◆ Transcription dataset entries
- - -
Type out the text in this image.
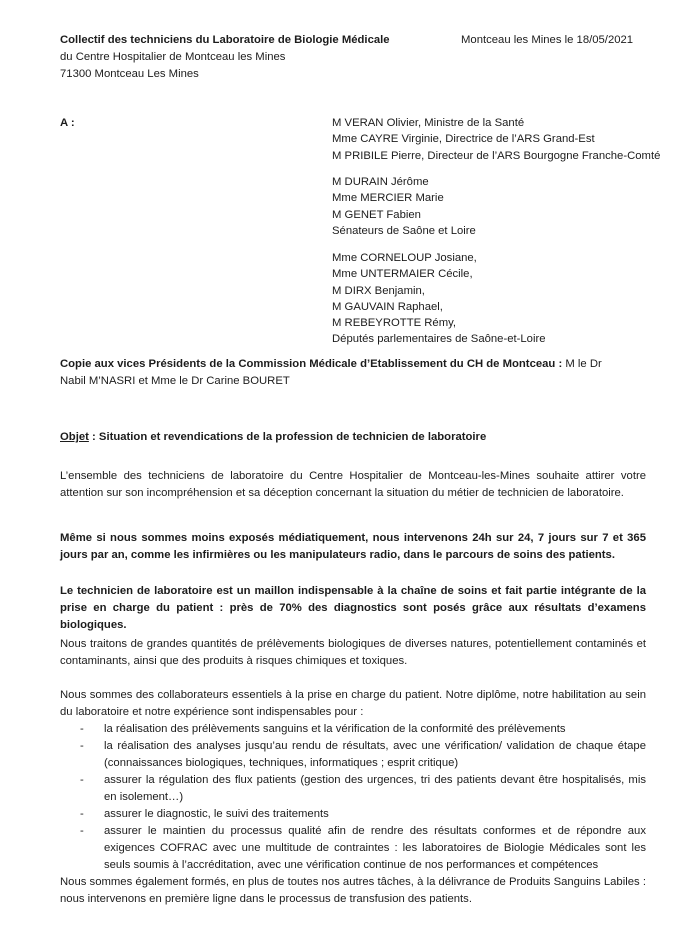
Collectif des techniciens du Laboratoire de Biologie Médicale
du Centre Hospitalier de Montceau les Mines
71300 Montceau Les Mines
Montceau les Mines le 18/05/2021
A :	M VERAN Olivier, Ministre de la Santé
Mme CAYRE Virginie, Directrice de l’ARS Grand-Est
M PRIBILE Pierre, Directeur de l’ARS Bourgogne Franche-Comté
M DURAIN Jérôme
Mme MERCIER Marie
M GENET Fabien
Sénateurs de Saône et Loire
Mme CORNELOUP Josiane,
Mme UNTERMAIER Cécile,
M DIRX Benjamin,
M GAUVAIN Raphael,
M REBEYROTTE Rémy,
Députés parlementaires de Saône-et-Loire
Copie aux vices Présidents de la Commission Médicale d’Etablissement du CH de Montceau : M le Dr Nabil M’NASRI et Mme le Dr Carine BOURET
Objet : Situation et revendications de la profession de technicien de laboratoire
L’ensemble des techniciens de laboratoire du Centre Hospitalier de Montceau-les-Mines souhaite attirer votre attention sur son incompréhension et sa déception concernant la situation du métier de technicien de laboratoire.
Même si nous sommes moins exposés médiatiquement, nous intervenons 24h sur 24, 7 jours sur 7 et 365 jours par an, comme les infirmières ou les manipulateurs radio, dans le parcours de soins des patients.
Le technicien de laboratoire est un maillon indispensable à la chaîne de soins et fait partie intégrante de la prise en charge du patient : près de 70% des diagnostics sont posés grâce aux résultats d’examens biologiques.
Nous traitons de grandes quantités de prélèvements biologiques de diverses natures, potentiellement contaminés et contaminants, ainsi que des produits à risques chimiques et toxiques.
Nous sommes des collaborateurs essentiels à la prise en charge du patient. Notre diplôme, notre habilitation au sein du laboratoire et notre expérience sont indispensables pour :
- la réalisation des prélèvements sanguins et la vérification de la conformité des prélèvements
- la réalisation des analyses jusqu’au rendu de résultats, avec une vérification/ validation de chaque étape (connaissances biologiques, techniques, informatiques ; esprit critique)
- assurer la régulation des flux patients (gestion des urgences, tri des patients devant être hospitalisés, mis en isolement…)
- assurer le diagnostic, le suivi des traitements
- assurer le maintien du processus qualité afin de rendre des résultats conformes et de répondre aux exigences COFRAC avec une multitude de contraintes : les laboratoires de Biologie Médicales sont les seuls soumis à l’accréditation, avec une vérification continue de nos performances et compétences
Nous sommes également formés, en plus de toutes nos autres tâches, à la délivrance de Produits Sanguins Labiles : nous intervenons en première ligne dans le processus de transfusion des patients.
- - -
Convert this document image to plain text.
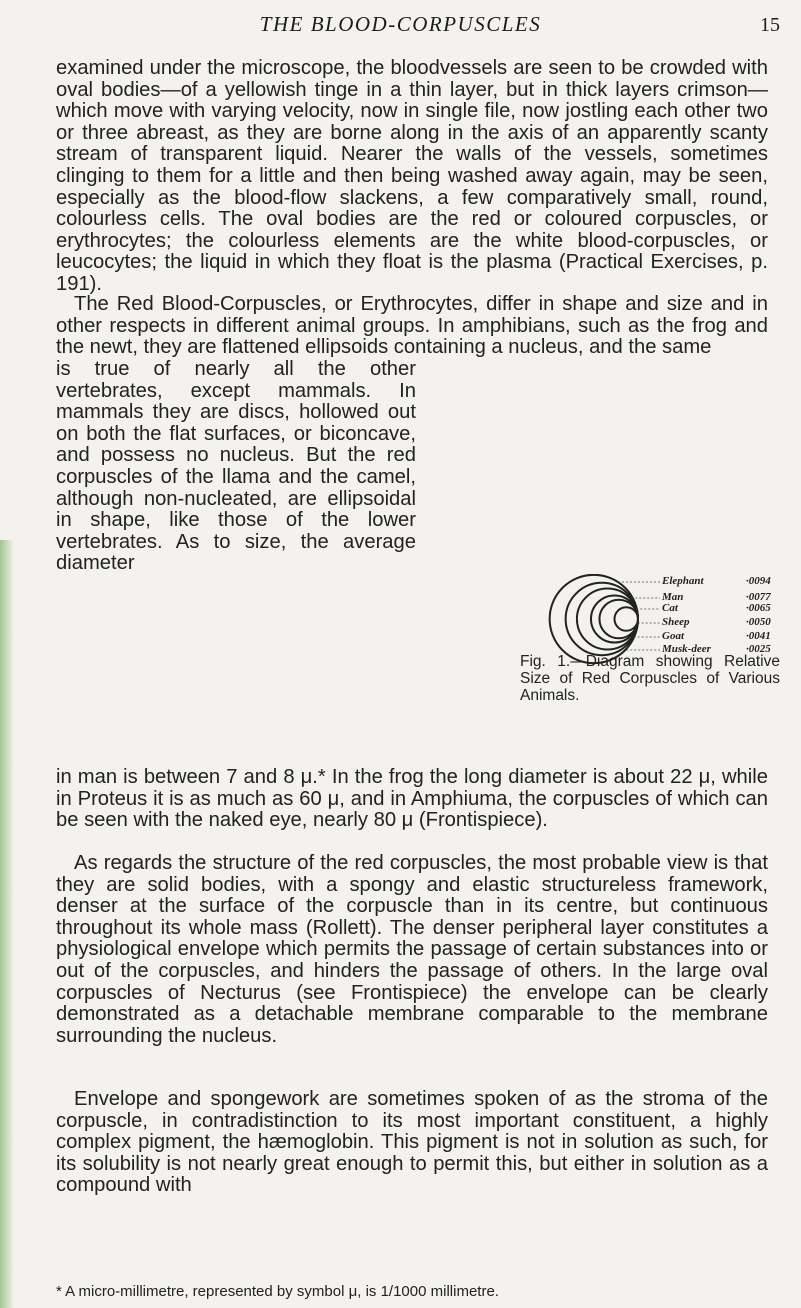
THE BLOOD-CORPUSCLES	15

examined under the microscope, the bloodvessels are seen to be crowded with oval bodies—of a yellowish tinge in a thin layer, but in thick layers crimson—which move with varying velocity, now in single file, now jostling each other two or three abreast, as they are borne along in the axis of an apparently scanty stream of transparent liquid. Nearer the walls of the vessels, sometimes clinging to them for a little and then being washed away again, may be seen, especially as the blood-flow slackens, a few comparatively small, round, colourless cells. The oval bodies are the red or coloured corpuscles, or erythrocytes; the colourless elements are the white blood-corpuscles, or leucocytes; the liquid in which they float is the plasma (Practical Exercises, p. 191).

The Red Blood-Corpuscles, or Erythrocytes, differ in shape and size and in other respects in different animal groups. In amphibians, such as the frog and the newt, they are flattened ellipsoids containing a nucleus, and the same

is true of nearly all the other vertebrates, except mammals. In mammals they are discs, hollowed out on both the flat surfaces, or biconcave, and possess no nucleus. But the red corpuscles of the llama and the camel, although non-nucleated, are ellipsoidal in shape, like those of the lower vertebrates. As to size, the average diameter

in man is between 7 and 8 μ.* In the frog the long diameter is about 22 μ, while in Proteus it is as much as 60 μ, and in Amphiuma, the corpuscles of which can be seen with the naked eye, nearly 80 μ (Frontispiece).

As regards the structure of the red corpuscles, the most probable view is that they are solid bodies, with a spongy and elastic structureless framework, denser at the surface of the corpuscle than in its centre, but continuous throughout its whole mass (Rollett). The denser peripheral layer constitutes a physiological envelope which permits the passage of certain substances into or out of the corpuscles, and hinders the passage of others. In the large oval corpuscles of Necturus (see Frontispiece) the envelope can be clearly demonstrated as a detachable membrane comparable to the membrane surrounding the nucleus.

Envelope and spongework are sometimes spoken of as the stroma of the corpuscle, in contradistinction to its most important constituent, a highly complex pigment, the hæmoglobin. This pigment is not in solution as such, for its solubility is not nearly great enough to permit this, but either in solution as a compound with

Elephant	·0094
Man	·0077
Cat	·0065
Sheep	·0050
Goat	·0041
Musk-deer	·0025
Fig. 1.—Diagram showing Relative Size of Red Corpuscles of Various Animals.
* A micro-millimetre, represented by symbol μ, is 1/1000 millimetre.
- - -
◆ What to work on
Which of the lines above carry the string "text"? Copy every one.

◆ Answer to the problem
Type out the text in this image.
Convert this document image to plain text.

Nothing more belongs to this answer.